[Task goal] Where a line contains the word "Earnings", copy that line in full.
=-=-=-=-=
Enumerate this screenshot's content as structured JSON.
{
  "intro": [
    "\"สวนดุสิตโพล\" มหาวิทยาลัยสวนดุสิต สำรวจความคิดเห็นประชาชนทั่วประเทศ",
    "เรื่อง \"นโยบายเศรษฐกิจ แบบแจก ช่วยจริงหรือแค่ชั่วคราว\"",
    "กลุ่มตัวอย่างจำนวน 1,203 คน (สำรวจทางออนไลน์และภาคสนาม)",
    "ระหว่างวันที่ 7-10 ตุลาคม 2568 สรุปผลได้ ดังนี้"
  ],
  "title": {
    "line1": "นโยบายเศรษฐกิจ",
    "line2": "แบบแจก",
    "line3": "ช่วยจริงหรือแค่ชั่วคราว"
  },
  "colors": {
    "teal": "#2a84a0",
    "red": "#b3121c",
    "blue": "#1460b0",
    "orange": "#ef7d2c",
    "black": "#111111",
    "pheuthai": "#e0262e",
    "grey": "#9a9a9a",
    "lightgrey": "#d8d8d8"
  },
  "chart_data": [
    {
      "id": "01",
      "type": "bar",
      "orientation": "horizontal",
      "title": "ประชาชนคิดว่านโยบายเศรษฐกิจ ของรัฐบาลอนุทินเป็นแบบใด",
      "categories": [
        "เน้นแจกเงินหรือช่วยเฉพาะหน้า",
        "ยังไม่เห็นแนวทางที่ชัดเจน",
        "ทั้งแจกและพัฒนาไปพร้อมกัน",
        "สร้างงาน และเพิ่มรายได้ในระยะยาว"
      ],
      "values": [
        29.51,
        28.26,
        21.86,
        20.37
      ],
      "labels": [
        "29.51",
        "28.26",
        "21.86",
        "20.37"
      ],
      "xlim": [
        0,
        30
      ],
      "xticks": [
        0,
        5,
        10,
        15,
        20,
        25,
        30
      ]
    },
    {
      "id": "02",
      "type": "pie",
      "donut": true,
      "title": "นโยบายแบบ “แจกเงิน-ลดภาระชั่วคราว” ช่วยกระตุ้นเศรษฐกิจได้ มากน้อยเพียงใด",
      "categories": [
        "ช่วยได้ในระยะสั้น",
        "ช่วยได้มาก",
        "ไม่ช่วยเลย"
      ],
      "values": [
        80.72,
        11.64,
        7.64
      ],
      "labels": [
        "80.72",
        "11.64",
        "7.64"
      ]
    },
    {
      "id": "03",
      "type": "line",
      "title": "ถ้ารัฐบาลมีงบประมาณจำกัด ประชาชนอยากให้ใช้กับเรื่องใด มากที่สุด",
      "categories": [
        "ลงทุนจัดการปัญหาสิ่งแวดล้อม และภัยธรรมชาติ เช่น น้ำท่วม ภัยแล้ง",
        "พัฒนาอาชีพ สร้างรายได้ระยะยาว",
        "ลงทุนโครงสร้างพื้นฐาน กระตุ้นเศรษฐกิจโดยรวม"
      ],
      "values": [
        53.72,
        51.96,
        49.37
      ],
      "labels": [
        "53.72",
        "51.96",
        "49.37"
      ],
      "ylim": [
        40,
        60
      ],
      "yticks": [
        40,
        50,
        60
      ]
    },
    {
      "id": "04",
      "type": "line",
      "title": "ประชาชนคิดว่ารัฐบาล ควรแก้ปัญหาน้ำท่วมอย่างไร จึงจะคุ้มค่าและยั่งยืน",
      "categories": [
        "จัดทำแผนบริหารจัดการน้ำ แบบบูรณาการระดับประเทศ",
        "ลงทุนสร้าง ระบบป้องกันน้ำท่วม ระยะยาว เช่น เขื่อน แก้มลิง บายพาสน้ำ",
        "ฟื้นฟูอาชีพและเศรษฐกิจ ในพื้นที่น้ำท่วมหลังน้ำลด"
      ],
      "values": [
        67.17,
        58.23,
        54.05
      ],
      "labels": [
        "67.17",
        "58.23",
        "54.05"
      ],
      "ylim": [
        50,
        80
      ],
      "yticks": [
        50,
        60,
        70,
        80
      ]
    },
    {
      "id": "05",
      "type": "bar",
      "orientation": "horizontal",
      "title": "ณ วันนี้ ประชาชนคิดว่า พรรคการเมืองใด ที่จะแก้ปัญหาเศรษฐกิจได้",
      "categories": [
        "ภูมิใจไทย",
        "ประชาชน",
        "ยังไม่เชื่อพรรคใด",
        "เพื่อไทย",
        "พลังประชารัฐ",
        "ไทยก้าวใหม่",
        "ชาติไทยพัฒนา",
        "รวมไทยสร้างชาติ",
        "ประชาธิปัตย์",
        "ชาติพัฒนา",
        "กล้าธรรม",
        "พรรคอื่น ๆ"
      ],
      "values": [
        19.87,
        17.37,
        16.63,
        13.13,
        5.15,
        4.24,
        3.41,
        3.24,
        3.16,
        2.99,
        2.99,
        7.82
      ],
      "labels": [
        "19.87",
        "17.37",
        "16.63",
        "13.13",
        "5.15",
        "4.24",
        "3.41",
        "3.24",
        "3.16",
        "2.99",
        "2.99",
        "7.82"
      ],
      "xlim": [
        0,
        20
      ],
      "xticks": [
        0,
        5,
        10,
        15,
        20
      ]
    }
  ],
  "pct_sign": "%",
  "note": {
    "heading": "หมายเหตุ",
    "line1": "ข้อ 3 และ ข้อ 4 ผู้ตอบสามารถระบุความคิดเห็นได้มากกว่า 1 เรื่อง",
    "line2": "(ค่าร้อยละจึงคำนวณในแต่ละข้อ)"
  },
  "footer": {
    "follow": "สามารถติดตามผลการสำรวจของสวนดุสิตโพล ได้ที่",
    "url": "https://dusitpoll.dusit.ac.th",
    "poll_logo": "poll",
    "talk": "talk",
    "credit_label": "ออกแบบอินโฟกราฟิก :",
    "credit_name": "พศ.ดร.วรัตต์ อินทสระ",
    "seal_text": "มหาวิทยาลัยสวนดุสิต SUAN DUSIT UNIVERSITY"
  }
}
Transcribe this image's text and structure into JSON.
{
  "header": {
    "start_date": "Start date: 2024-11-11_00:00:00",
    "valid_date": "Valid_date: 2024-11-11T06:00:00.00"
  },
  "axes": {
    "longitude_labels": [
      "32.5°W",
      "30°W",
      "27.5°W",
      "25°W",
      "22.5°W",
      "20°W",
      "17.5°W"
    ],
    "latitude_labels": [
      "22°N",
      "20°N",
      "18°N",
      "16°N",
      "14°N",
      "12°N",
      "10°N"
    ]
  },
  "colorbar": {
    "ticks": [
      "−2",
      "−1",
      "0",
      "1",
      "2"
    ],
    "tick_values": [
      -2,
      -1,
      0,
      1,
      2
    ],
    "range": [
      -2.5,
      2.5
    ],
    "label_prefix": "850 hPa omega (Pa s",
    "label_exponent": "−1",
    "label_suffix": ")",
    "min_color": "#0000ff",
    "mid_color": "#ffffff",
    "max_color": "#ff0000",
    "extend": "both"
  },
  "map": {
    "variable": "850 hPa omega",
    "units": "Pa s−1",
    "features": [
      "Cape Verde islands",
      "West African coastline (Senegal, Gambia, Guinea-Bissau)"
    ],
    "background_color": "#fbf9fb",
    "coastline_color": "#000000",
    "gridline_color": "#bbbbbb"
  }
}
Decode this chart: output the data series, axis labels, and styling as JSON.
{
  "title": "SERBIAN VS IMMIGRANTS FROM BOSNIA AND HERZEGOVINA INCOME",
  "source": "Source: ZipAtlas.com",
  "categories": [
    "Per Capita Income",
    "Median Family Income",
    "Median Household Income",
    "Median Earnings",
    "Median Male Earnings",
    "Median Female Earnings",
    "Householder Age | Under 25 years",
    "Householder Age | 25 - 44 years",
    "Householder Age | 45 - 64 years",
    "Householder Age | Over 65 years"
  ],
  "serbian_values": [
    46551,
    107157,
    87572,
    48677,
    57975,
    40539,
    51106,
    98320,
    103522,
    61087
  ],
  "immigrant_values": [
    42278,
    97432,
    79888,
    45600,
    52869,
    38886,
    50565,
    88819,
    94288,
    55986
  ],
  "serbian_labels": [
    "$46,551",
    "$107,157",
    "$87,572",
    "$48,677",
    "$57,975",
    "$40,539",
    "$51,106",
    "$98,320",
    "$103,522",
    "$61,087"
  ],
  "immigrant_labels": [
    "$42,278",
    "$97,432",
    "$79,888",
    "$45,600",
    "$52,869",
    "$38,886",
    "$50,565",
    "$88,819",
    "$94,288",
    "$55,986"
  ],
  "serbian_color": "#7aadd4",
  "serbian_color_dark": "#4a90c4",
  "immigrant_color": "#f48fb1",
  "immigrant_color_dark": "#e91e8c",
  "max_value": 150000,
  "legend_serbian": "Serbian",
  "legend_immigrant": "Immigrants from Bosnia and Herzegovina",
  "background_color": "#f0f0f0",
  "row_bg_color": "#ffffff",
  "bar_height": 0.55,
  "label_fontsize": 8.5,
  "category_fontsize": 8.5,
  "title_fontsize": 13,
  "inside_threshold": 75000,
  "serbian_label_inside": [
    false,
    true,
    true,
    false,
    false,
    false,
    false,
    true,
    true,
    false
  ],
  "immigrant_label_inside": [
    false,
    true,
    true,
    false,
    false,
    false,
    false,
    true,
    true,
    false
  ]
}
=-=-=-=-=
[Solution below]
    "Median Earnings",
    "Median Male Earnings",
    "Median Female Earnings",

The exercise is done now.